>> start DATA PROVIDED
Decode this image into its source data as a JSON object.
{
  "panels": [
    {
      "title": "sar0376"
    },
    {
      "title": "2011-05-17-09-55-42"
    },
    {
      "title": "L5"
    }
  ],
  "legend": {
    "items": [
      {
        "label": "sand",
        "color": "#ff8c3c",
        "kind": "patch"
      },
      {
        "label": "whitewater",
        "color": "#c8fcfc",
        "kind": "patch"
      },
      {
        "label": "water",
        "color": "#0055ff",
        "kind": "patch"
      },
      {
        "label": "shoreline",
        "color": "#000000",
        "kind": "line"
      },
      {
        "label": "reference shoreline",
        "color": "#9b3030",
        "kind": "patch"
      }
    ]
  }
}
>> end DATA PROVIDED
Extract every line above exactly as it stands.

Decode this image into its source data as a JSON object.
{
  "panels": [
    {
      "title": "sar0376"
    },
    {
      "title": "2011-05-17-09-55-42"
    },
    {
      "title": "L5"
    }
  ],
  "legend": {
    "items": [
      {
        "label": "sand",
        "color": "#ff8c3c",
        "kind": "patch"
      },
      {
        "label": "whitewater",
        "color": "#c8fcfc",
        "kind": "patch"
      },
      {
        "label": "water",
        "color": "#0055ff",
        "kind": "patch"
      },
      {
        "label": "shoreline",
        "color": "#000000",
        "kind": "line"
      },
      {
        "label": "reference shoreline",
        "color": "#9b3030",
        "kind": "patch"
      }
    ]
  }
}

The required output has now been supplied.